### 目標 A
北条鉄道についての記事を2文で要約せよ。
### 目標 B
北条鉄道についての記事のうち、「なんか北条鉄道が大変だ。」を含む語句で始まり「は想像できる。加西市役所もマネしたのか。」で終わる部分を、一字も変えずに返せ。

### ページ
··········
北条鉄道と加西市役所と小野市役所が大変だ。

 なんか北条鉄道が大変だ。
 経営が大変だったのは前からだったんだけど、ちょっときな臭くなっている。たとえばこれ。

 加西、小野両市を結ぶ第三セクター北条鉄道(社長・中川暢三加西市長)は19日、次期の社長と鉄道部長を一般公募すると発表した。観光振興のアイデアを持ち、乗客増に貢献できる人物を求人。
3セク鉄道が社長公募 兵庫の北条鉄道神戸新聞、2009/10/19

 鉄道会社の社長を公募するというのは、いすみ鉄道山形鉄道ひたちなか海浜鉄道がやっている。報酬年700万円程度というのも同じくらい。民間活力を使って経営改善したいというほど甘い世界ではないと思うが、関連する県庁なり自治体が、失敗すれば廃止ということも視野に入れた上での模索の過程だと言うことは想像できる。加西市役所もマネしたのか。

  • 民間人材の導入は、取締役と鉄道部長の退職を受けて決めた。
  • 12月下旬に着任し、半年間副社長を務めた後に昇格。中川社長は会長に就任する

ということらしい。中川社長というのは加西市長。長らく兼任を続けていた。

  • 経営改善に力を入れ、年間平均3千万円あった赤字は、2008年度には約1500万円に減少

とは頑張っていたんだなあ。
 でも、あれ、2ヵ月後に着任か。気の早いところだ。北条鉄道って所帯が小さいところなのに、取締役と鉄道部長が同時に退任するのか、なんでだろと不思議に思っていると、2日後に続報が来た。
 「給料水増し150万円着服 北条鉄道元取締役」
 トホホ。
··········
### 提供情報
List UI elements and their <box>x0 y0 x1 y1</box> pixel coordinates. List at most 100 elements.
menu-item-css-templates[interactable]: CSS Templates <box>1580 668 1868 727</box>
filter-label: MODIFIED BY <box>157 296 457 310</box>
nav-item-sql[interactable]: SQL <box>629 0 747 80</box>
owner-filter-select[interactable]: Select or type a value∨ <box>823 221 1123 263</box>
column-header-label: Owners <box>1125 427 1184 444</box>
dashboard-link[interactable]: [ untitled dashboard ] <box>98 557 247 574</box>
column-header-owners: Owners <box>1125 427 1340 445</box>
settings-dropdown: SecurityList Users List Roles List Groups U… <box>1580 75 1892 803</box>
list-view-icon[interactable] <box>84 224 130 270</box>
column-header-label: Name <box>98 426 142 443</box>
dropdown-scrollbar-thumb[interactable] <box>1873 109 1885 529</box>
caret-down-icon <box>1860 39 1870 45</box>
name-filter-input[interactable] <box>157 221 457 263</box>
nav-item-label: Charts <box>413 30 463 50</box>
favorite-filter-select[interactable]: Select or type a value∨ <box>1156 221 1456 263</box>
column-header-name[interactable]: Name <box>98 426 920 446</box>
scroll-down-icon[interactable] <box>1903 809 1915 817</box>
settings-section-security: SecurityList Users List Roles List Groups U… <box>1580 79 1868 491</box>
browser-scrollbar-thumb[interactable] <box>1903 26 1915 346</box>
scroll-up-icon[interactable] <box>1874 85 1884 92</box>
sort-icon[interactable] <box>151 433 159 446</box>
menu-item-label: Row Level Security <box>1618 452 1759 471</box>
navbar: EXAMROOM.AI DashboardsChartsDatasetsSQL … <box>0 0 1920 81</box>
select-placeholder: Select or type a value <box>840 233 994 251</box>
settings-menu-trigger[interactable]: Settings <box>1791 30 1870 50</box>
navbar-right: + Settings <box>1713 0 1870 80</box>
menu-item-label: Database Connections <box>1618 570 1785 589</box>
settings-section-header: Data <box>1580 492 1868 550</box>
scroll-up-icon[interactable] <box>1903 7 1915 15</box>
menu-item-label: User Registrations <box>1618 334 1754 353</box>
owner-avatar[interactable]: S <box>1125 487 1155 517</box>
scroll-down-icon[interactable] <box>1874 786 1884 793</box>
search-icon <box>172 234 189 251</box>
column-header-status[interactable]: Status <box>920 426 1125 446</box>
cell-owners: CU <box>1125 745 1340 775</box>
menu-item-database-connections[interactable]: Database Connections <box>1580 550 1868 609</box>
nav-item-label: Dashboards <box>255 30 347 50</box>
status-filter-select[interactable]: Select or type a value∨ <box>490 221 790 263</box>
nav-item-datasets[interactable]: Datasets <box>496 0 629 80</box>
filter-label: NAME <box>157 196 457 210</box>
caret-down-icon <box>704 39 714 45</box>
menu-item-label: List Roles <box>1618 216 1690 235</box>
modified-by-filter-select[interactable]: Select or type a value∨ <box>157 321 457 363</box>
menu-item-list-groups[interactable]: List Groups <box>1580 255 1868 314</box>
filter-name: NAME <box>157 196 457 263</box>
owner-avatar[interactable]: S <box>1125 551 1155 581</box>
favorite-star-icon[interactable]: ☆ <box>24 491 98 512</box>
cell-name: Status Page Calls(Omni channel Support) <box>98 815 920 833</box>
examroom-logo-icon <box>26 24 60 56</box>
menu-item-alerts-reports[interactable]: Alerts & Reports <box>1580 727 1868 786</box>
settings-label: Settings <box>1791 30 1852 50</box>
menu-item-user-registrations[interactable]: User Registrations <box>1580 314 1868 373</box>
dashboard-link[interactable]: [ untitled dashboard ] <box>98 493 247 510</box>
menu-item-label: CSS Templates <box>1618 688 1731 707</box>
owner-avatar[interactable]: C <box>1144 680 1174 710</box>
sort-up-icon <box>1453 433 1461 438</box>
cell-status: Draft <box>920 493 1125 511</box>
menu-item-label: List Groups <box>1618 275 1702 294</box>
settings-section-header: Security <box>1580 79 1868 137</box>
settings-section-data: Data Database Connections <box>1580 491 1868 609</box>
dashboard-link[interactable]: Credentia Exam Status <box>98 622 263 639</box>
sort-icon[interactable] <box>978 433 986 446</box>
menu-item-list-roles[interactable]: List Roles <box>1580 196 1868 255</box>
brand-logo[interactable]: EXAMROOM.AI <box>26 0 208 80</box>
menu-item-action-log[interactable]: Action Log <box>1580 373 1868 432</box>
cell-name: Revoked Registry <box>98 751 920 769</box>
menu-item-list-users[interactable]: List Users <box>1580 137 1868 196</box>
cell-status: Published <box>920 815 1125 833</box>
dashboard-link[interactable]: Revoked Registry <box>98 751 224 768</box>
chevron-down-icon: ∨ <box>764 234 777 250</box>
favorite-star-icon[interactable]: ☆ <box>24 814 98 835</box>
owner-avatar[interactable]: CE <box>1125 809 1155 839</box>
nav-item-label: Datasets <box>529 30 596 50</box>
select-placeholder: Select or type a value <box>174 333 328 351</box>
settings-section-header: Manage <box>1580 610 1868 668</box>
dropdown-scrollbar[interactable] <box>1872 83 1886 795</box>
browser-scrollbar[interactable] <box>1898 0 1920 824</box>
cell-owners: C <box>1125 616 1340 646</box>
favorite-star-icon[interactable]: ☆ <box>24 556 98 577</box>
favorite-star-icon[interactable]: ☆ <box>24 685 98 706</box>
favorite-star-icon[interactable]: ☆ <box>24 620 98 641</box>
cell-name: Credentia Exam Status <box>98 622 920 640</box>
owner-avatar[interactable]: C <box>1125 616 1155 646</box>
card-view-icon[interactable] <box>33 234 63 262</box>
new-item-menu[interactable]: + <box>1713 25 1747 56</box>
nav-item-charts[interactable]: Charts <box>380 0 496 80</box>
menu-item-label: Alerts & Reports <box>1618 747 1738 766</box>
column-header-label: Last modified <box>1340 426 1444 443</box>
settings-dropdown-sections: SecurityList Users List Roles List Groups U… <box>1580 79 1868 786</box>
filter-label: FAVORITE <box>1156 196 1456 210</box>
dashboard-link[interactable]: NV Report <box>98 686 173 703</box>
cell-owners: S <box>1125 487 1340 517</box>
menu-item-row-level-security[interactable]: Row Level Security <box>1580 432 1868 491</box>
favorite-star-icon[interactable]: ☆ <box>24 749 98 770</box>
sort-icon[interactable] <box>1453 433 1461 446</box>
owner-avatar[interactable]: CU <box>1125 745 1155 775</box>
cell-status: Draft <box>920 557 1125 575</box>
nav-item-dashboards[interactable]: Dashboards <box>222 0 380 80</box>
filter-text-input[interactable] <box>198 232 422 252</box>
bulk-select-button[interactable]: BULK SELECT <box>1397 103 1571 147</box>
··········
### 解答 A
加西、小野両市を結ぶ第三セクターの北条鉄道は、取締役と鉄道部長の退職を受けて次期の社長と鉄道部長を一般公募すると発表し、年間平均3千万円あった赤字は2008年度に約1500万円まで減っていた。その2日後、元取締役が給料を水増しして150万円を着服したという続報が出た。

### 解答 B
なんか北条鉄道が大変だ。
 経営が大変だったのは前からだったんだけど、ちょっときな臭くなっている。たとえばこれ。

 加西、小野両市を結ぶ第三セクター北条鉄道(社長・中川暢三加西市長)は19日、次期の社長と鉄道部長を一般公募すると発表した。観光振興のアイデアを持ち、乗客増に貢献できる人物を求人。
3セク鉄道が社長公募 兵庫の北条鉄道神戸新聞、2009/10/19

 鉄道会社の社長を公募するというのは、いすみ鉄道山形鉄道ひたちなか海浜鉄道がやっている。報酬年700万円程度というのも同じくらい。民間活力を使って経営改善したいというほど甘い世界ではないと思うが、関連する県庁なり自治体が、失敗すれば廃止ということも視野に入れた上での模索の過程だと言うことは想像できる。加西市役所もマネしたのか。